● GIVEN TASK
Copy these lines verbatim.

-- START OF AVAILABLE DATA --

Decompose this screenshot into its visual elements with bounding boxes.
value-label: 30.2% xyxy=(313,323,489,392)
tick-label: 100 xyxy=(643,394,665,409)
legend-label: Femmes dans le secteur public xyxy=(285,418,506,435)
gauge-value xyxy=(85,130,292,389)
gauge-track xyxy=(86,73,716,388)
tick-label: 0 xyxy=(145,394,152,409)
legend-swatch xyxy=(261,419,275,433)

-- END OF AVAILABLE DATA --

● TASK RESULT
Decompose this screenshot into its visual elements with bounding boxes.
value-label: 30.2% xyxy=(313,323,489,392)
tick-label: 100 xyxy=(643,394,665,409)
legend-label: Femmes dans le secteur public xyxy=(285,418,506,435)
gauge-value xyxy=(85,130,292,389)
gauge-track xyxy=(86,73,716,388)
tick-label: 0 xyxy=(145,394,152,409)
legend-swatch xyxy=(261,419,275,433)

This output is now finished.